=== RECORDS ===

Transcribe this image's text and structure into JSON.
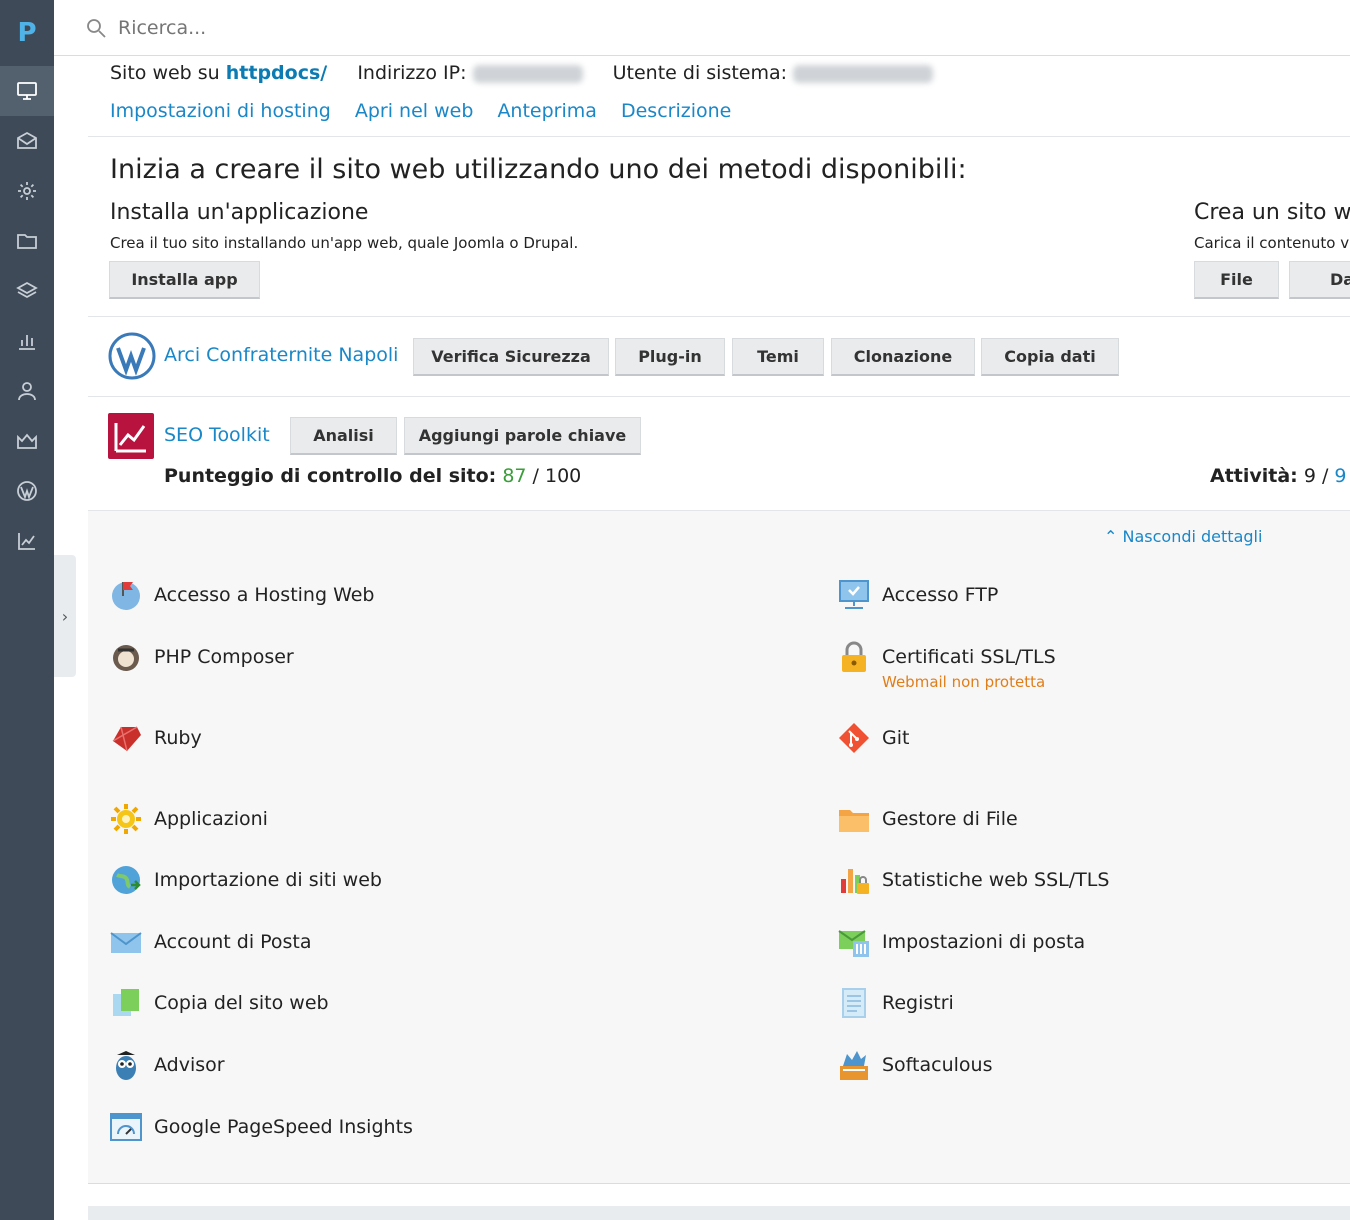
{
  "rail": {
    "logo": "P",
    "items": [
      {
        "icon": "monitor-icon",
        "active": true
      },
      {
        "icon": "mail-icon",
        "active": false
      },
      {
        "icon": "gear-icon",
        "active": false
      },
      {
        "icon": "folder-icon",
        "active": false
      },
      {
        "icon": "layers-icon",
        "active": false
      },
      {
        "icon": "bar-chart-icon",
        "active": false
      },
      {
        "icon": "user-icon",
        "active": false
      },
      {
        "icon": "crown-icon",
        "active": false
      },
      {
        "icon": "wordpress-icon",
        "active": false
      },
      {
        "icon": "seo-chart-icon",
        "active": false
      }
    ]
  },
  "search": {
    "placeholder": "Ricerca..."
  },
  "info": {
    "site_prefix": "Sito web su ",
    "site_link": "httpdocs/",
    "ip_label": "Indirizzo IP:",
    "user_label": "Utente di sistema:"
  },
  "links": [
    "Impostazioni di hosting",
    "Apri nel web",
    "Anteprima",
    "Descrizione"
  ],
  "create": {
    "heading": "Inizia a creare il sito web utilizzando uno dei metodi disponibili:",
    "install_title": "Installa un'applicazione",
    "install_desc": "Crea il tuo sito installando un'app web, quale Joomla o Drupal.",
    "install_button": "Installa app",
    "right_title": "Crea un sito we",
    "right_desc": "Carica il contenuto v",
    "file_button": "File",
    "data_button": "Data"
  },
  "wordpress": {
    "name": "Arci Confraternite Napoli",
    "buttons": [
      "Verifica Sicurezza",
      "Plug-in",
      "Temi",
      "Clonazione",
      "Copia dati"
    ]
  },
  "seo": {
    "name": "SEO Toolkit",
    "buttons": [
      "Analisi",
      "Aggiungi parole chiave"
    ],
    "score_label": "Punteggio di controllo del sito:",
    "score_value": "87",
    "score_sep": " / ",
    "score_max": "100",
    "activity_label": "Attività:",
    "activity_value": " 9 / ",
    "activity_total": "9"
  },
  "details": {
    "hide_link": "Nascondi dettagli",
    "left_tools": [
      {
        "label": "Accesso a Hosting Web",
        "icon": "globe-flag-icon"
      },
      {
        "label": "PHP Composer",
        "icon": "composer-icon"
      },
      {
        "label": "Ruby",
        "icon": "ruby-icon"
      },
      {
        "label": "Applicazioni",
        "icon": "sun-gear-icon"
      },
      {
        "label": "Importazione di siti web",
        "icon": "globe-import-icon"
      },
      {
        "label": "Account di Posta",
        "icon": "envelope-icon"
      },
      {
        "label": "Copia del sito web",
        "icon": "copy-icon"
      },
      {
        "label": "Advisor",
        "icon": "owl-icon"
      },
      {
        "label": "Google PageSpeed Insights",
        "icon": "speedometer-icon"
      }
    ],
    "right_tools": [
      {
        "label": "Accesso FTP",
        "icon": "ftp-icon"
      },
      {
        "label": "Certificati SSL/TLS",
        "icon": "padlock-icon",
        "warning": "Webmail non protetta"
      },
      {
        "label": "Git",
        "icon": "git-icon"
      },
      {
        "label": "Gestore di File",
        "icon": "folder-icon"
      },
      {
        "label": "Statistiche web SSL/TLS",
        "icon": "stats-lock-icon"
      },
      {
        "label": "Impostazioni di posta",
        "icon": "mail-settings-icon"
      },
      {
        "label": "Registri",
        "icon": "log-icon"
      },
      {
        "label": "Softaculous",
        "icon": "softaculous-icon"
      }
    ]
  },
  "colors": {
    "rail": "#3e4a58",
    "link": "#1a87c8",
    "score_green": "#3a9d3a",
    "warning": "#e07e1a",
    "seo_brand": "#b8123e"
  }
}
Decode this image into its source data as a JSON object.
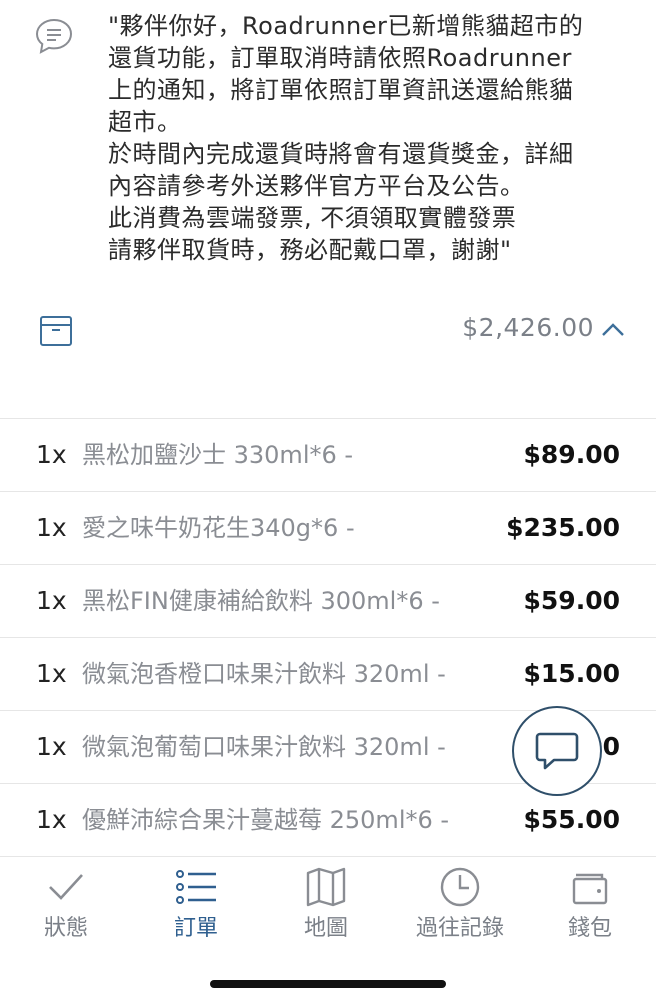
{
  "note": {
    "icon": "chat-bubble-icon",
    "lines": [
      "\"夥伴你好，Roadrunner已新增熊貓超市的",
      "還貨功能，訂單取消時請依照Roadrunner",
      "上的通知，將訂單依照訂單資訊送還給熊貓",
      "超市。",
      "於時間內完成還貨時將會有還貨獎金，詳細",
      "內容請參考外送夥伴官方平台及公告。",
      "此消費為雲端發票, 不須領取實體發票",
      "請夥伴取貨時，務必配戴口罩，謝謝\""
    ]
  },
  "order": {
    "total": "$2,426.00",
    "box_icon": "package-box-icon",
    "collapse_icon": "chevron-up-icon",
    "items": [
      {
        "qty": "1x",
        "name": "黑松加鹽沙士 330ml*6 -",
        "price": "$89.00"
      },
      {
        "qty": "1x",
        "name": "愛之味牛奶花生340g*6 -",
        "price": "$235.00"
      },
      {
        "qty": "1x",
        "name": "黑松FIN健康補給飲料 300ml*6 -",
        "price": "$59.00"
      },
      {
        "qty": "1x",
        "name": "微氣泡香橙口味果汁飲料 320ml -",
        "price": "$15.00"
      },
      {
        "qty": "1x",
        "name": "微氣泡葡萄口味果汁飲料 320ml -",
        "price": "$15.00"
      },
      {
        "qty": "1x",
        "name": "優鮮沛綜合果汁蔓越莓 250ml*6 -",
        "price": "$55.00"
      }
    ]
  },
  "chat_fab_icon": "chat-icon",
  "tabs": [
    {
      "label": "狀態",
      "icon": "checkmark-icon",
      "active": false
    },
    {
      "label": "訂單",
      "icon": "list-icon",
      "active": true
    },
    {
      "label": "地圖",
      "icon": "map-icon",
      "active": false
    },
    {
      "label": "過往記錄",
      "icon": "clock-icon",
      "active": false
    },
    {
      "label": "錢包",
      "icon": "wallet-icon",
      "active": false
    }
  ],
  "colors": {
    "accent": "#2f5f8f",
    "muted": "#7b8088",
    "divider": "#e6e6e6"
  }
}
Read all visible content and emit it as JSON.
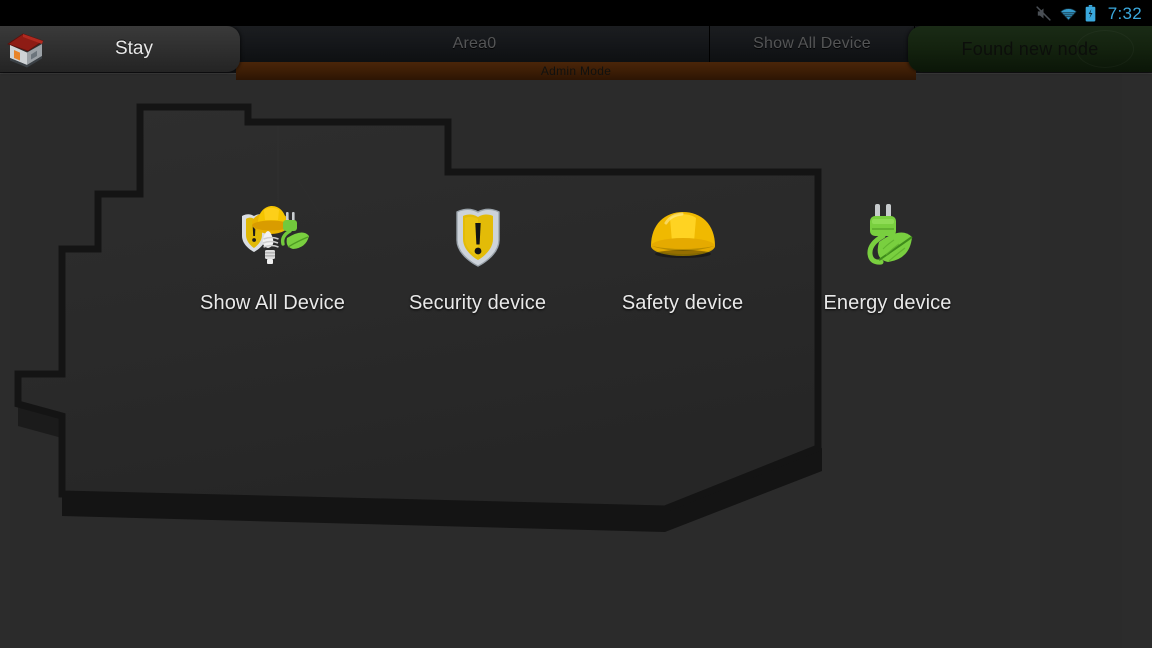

===

__THE EXERCISE__. Copy each line from the records above that includes the string "globe".

__RESULT__.
        "icon": "globe-flag-icon"
        "icon": "globe-import-icon"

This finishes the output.